● What you have to do: Reproduce all records verbatim.

● Extracted entries:
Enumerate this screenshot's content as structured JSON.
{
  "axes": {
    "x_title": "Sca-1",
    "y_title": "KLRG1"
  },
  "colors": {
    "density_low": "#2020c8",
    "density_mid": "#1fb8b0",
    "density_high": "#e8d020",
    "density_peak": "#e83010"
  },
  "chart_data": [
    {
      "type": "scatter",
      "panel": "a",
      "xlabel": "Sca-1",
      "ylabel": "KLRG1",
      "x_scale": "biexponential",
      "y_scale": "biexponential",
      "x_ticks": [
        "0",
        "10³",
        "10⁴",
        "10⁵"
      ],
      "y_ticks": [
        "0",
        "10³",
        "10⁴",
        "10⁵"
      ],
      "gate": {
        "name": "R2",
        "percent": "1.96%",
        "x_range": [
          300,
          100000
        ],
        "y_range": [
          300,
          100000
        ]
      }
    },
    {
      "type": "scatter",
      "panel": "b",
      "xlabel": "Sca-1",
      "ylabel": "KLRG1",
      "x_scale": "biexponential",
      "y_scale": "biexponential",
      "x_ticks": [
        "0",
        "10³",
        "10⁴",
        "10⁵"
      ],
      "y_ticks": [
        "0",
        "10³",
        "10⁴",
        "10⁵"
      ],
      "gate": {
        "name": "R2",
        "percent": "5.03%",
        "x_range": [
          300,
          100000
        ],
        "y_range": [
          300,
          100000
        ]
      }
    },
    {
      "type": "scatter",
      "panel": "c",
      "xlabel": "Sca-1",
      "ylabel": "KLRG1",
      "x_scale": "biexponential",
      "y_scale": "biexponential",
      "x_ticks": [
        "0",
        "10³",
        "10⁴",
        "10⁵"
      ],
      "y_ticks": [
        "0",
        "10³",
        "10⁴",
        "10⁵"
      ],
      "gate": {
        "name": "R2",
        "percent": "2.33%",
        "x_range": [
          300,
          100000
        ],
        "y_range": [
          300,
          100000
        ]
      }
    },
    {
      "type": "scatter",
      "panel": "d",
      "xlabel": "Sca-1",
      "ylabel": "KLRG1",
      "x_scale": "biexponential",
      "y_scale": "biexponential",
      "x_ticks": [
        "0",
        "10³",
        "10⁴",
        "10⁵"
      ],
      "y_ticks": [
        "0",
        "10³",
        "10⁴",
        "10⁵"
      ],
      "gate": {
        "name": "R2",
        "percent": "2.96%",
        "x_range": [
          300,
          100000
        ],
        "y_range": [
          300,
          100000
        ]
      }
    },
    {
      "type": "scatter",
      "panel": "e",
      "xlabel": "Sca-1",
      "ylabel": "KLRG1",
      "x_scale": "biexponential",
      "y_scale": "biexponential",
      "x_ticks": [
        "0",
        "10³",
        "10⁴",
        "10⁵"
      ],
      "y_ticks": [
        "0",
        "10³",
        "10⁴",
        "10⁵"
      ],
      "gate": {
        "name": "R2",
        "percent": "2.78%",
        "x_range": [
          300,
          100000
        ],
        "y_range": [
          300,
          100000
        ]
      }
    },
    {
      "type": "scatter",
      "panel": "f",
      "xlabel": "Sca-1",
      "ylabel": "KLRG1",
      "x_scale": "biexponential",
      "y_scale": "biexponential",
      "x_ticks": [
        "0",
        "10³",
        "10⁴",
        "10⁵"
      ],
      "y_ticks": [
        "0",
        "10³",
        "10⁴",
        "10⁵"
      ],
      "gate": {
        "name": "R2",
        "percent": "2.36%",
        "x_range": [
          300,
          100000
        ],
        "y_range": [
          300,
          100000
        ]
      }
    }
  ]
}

● Completed exercise:
Enumerate this screenshot's content as structured JSON.
{
  "axes": {
    "x_title": "Sca-1",
    "y_title": "KLRG1"
  },
  "colors": {
    "density_low": "#2020c8",
    "density_mid": "#1fb8b0",
    "density_high": "#e8d020",
    "density_peak": "#e83010"
  },
  "chart_data": [
    {
      "type": "scatter",
      "panel": "a",
      "xlabel": "Sca-1",
      "ylabel": "KLRG1",
      "x_scale": "biexponential",
      "y_scale": "biexponential",
      "x_ticks": [
        "0",
        "10³",
        "10⁴",
        "10⁵"
      ],
      "y_ticks": [
        "0",
        "10³",
        "10⁴",
        "10⁵"
      ],
      "gate": {
        "name": "R2",
        "percent": "1.96%",
        "x_range": [
          300,
          100000
        ],
        "y_range": [
          300,
          100000
        ]
      }
    },
    {
      "type": "scatter",
      "panel": "b",
      "xlabel": "Sca-1",
      "ylabel": "KLRG1",
      "x_scale": "biexponential",
      "y_scale": "biexponential",
      "x_ticks": [
        "0",
        "10³",
        "10⁴",
        "10⁵"
      ],
      "y_ticks": [
        "0",
        "10³",
        "10⁴",
        "10⁵"
      ],
      "gate": {
        "name": "R2",
        "percent": "5.03%",
        "x_range": [
          300,
          100000
        ],
        "y_range": [
          300,
          100000
        ]
      }
    },
    {
      "type": "scatter",
      "panel": "c",
      "xlabel": "Sca-1",
      "ylabel": "KLRG1",
      "x_scale": "biexponential",
      "y_scale": "biexponential",
      "x_ticks": [
        "0",
        "10³",
        "10⁴",
        "10⁵"
      ],
      "y_ticks": [
        "0",
        "10³",
        "10⁴",
        "10⁵"
      ],
      "gate": {
        "name": "R2",
        "percent": "2.33%",
        "x_range": [
          300,
          100000
        ],
        "y_range": [
          300,
          100000
        ]
      }
    },
    {
      "type": "scatter",
      "panel": "d",
      "xlabel": "Sca-1",
      "ylabel": "KLRG1",
      "x_scale": "biexponential",
      "y_scale": "biexponential",
      "x_ticks": [
        "0",
        "10³",
        "10⁴",
        "10⁵"
      ],
      "y_ticks": [
        "0",
        "10³",
        "10⁴",
        "10⁵"
      ],
      "gate": {
        "name": "R2",
        "percent": "2.96%",
        "x_range": [
          300,
          100000
        ],
        "y_range": [
          300,
          100000
        ]
      }
    },
    {
      "type": "scatter",
      "panel": "e",
      "xlabel": "Sca-1",
      "ylabel": "KLRG1",
      "x_scale": "biexponential",
      "y_scale": "biexponential",
      "x_ticks": [
        "0",
        "10³",
        "10⁴",
        "10⁵"
      ],
      "y_ticks": [
        "0",
        "10³",
        "10⁴",
        "10⁵"
      ],
      "gate": {
        "name": "R2",
        "percent": "2.78%",
        "x_range": [
          300,
          100000
        ],
        "y_range": [
          300,
          100000
        ]
      }
    },
    {
      "type": "scatter",
      "panel": "f",
      "xlabel": "Sca-1",
      "ylabel": "KLRG1",
      "x_scale": "biexponential",
      "y_scale": "biexponential",
      "x_ticks": [
        "0",
        "10³",
        "10⁴",
        "10⁵"
      ],
      "y_ticks": [
        "0",
        "10³",
        "10⁴",
        "10⁵"
      ],
      "gate": {
        "name": "R2",
        "percent": "2.36%",
        "x_range": [
          300,
          100000
        ],
        "y_range": [
          300,
          100000
        ]
      }
    }
  ]
}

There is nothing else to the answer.